- [Exercise aim]: Report the number of lines containing "system", with no other words.

-- BEGIN Supplied entries --

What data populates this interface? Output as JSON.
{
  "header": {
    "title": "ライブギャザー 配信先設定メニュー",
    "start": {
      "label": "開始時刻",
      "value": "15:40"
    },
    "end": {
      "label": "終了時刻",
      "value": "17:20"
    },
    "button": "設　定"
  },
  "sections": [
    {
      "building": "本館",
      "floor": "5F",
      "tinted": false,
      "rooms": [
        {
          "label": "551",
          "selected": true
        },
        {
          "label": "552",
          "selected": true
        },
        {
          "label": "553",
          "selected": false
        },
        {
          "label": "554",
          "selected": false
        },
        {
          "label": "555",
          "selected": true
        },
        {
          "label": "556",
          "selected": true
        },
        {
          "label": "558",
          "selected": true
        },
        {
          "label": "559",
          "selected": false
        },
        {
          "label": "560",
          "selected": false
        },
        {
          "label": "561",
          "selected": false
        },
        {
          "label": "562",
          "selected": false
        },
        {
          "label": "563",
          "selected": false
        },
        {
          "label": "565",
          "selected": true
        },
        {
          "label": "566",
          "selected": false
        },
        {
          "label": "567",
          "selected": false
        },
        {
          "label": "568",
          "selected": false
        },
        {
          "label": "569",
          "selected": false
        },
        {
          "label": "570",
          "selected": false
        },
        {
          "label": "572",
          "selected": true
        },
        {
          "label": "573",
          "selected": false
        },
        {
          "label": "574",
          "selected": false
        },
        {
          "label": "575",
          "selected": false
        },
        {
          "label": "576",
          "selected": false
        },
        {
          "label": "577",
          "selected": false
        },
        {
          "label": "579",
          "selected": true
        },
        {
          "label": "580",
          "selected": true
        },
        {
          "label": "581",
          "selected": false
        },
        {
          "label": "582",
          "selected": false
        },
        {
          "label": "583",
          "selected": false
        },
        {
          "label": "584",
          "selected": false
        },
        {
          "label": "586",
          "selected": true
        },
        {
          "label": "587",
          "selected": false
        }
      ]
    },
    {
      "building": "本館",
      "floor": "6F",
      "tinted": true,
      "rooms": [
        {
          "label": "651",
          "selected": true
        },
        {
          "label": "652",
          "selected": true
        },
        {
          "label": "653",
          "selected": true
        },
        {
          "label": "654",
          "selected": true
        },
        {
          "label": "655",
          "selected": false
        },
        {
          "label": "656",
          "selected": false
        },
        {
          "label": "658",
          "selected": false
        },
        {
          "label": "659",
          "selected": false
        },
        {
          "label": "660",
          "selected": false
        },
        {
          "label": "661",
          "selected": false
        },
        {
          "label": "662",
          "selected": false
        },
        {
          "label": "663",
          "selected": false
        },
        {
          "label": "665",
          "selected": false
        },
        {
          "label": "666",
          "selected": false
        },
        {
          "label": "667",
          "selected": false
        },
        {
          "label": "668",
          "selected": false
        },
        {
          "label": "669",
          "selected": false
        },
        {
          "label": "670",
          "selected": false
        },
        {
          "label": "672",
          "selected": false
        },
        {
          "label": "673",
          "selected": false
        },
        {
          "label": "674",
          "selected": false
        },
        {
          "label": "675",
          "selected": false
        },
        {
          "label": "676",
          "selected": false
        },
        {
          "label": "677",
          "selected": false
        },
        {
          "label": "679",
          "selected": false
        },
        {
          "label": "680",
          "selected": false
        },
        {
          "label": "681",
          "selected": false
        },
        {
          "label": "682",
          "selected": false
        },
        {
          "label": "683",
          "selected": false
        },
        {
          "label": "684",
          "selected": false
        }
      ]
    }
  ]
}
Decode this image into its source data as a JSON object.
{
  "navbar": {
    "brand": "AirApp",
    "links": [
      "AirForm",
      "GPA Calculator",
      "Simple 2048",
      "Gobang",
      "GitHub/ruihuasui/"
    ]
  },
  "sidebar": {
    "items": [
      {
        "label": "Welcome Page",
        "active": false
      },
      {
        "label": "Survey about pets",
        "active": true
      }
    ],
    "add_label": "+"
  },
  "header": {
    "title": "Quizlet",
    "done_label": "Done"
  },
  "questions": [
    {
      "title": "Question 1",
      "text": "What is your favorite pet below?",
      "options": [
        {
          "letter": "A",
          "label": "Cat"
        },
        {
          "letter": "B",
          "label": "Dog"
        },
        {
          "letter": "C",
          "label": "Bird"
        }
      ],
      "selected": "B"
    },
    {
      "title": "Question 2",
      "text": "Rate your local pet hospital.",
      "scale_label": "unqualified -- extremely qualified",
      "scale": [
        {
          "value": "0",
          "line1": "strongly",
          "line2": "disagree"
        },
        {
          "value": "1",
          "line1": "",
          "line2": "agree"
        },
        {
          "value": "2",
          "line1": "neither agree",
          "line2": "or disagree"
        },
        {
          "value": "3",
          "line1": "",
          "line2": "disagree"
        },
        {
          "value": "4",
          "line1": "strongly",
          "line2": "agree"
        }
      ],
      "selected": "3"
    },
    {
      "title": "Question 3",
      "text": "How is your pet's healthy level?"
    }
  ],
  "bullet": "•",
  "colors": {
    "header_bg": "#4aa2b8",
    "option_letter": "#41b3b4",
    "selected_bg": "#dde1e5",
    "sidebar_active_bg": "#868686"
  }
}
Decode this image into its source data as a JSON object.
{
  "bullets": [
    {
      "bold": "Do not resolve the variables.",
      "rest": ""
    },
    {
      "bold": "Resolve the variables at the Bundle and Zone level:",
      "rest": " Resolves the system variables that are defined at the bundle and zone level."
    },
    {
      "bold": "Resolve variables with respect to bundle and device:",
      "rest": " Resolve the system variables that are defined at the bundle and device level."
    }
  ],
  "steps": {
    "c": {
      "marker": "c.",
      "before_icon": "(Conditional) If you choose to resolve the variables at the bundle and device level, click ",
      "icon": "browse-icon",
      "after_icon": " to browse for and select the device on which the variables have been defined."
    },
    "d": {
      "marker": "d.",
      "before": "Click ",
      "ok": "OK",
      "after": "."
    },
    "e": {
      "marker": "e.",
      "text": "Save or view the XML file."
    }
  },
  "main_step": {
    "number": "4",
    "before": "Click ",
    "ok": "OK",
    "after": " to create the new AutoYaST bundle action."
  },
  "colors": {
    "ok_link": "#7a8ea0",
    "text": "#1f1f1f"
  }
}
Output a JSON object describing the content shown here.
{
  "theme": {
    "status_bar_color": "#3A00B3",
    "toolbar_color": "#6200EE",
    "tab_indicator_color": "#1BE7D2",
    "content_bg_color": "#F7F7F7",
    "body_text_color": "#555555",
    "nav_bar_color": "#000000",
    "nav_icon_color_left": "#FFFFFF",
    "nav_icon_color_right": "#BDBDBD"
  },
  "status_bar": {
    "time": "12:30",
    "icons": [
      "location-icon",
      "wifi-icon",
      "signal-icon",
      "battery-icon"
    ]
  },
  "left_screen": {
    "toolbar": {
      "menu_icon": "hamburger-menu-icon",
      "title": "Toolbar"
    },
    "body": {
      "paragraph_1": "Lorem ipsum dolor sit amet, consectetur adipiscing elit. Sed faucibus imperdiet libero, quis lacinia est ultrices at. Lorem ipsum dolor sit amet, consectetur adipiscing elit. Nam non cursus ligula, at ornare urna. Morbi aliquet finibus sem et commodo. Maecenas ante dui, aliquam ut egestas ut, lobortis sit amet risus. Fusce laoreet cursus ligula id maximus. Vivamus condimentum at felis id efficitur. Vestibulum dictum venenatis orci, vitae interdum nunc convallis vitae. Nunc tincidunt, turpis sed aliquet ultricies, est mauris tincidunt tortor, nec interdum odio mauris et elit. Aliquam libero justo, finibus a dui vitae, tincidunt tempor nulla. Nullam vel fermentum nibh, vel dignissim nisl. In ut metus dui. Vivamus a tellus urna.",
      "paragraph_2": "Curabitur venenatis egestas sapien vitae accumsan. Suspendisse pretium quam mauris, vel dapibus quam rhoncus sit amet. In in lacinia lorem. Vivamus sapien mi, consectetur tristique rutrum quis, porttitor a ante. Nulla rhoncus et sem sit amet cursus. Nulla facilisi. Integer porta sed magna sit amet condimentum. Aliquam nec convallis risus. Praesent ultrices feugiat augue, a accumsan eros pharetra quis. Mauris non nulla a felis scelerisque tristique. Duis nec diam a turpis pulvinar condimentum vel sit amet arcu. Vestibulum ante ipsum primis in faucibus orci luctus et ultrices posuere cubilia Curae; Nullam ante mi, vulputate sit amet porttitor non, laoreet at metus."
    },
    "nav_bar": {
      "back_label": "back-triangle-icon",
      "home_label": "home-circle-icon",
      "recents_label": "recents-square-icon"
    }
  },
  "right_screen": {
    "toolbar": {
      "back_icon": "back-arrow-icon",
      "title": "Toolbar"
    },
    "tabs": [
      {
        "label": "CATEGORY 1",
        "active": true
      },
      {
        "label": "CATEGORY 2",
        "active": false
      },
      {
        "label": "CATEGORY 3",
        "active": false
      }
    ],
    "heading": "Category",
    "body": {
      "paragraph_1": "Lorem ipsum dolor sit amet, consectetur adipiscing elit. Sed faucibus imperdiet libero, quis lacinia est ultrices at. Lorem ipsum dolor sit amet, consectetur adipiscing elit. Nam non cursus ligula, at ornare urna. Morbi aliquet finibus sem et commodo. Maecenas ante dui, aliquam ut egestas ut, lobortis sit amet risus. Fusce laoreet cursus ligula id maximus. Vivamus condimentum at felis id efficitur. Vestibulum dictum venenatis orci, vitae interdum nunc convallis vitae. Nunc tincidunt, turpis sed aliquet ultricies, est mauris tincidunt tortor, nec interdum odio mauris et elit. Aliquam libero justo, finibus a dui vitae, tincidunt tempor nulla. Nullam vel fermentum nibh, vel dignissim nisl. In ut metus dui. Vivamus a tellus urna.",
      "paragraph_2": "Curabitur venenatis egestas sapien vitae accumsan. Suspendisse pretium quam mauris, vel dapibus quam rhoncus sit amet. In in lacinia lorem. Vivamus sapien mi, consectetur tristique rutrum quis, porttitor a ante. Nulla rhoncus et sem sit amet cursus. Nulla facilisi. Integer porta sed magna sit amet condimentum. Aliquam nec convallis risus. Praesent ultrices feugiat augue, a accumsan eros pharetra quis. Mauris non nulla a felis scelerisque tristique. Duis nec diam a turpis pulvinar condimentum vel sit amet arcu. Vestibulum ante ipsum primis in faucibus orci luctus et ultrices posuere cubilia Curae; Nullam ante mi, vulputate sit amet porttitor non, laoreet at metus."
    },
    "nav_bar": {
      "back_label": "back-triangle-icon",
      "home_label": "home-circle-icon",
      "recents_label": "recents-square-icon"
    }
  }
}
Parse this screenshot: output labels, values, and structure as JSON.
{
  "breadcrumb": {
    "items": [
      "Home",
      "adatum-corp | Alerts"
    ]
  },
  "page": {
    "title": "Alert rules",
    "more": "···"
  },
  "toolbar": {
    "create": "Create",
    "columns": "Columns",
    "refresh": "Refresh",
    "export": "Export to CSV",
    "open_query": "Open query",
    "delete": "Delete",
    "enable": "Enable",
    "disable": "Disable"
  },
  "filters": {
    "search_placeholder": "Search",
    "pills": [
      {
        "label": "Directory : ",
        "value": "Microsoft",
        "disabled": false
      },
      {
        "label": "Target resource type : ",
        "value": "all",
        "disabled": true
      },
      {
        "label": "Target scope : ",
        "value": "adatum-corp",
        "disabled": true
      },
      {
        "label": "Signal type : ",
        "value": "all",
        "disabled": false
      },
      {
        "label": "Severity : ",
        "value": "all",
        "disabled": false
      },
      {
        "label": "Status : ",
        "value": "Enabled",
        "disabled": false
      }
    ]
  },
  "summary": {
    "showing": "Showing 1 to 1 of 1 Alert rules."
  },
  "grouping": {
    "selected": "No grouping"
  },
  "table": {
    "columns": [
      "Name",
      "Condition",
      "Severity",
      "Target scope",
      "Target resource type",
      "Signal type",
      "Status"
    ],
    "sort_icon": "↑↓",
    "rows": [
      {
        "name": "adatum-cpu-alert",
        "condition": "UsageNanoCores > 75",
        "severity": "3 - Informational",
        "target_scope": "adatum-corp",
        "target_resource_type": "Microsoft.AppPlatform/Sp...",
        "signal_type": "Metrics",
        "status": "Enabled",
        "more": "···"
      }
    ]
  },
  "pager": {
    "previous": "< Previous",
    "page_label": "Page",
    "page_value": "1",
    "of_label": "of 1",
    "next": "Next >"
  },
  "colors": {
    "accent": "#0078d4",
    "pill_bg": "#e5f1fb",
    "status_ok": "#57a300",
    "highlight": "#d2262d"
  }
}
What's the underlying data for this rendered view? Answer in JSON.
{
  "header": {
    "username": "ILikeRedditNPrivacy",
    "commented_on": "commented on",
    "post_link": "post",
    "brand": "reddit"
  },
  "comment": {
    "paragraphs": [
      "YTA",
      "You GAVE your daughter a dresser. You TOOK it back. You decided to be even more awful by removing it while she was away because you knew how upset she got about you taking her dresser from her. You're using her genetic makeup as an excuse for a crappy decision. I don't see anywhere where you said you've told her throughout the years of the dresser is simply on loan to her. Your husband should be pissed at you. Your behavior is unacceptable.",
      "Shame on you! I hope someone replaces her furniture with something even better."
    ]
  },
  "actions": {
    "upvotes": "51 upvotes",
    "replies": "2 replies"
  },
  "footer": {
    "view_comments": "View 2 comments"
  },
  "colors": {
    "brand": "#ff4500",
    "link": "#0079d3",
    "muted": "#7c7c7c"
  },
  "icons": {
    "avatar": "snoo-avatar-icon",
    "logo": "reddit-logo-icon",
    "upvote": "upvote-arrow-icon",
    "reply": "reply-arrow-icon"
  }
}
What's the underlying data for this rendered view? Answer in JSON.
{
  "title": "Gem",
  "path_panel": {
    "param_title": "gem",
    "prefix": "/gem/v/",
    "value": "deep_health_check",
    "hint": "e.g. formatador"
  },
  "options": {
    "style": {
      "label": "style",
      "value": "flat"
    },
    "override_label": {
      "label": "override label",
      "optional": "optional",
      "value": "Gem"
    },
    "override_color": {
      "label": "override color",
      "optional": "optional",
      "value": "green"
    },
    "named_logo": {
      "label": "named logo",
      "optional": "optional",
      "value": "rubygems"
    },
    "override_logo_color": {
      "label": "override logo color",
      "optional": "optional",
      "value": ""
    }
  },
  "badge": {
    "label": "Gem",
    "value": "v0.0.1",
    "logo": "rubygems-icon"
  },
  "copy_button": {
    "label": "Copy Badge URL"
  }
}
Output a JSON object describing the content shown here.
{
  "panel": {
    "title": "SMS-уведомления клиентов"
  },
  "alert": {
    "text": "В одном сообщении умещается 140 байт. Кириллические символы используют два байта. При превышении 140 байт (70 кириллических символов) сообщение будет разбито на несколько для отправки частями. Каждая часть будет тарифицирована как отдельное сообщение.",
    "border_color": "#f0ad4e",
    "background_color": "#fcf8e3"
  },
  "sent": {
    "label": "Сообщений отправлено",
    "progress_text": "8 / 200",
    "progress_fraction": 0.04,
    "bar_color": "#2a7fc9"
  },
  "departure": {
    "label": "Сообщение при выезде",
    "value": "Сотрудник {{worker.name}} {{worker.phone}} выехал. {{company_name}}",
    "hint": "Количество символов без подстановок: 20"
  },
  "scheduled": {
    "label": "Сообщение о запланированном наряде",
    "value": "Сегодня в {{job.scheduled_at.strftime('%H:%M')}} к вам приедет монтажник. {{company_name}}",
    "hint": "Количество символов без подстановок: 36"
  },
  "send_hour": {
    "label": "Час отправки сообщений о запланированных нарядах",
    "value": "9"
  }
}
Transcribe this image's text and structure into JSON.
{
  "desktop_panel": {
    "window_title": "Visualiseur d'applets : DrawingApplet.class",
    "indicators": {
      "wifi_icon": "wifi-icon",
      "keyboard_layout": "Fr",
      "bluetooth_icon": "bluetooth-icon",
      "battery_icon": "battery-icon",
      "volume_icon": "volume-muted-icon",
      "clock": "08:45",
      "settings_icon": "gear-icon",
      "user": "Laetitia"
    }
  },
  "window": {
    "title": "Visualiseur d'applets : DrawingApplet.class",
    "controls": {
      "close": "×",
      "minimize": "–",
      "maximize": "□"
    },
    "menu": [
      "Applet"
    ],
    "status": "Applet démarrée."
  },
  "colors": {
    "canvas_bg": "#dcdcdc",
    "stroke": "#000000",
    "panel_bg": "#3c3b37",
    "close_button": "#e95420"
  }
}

-- END Supplied entries --

- [Answer to this problem]: 2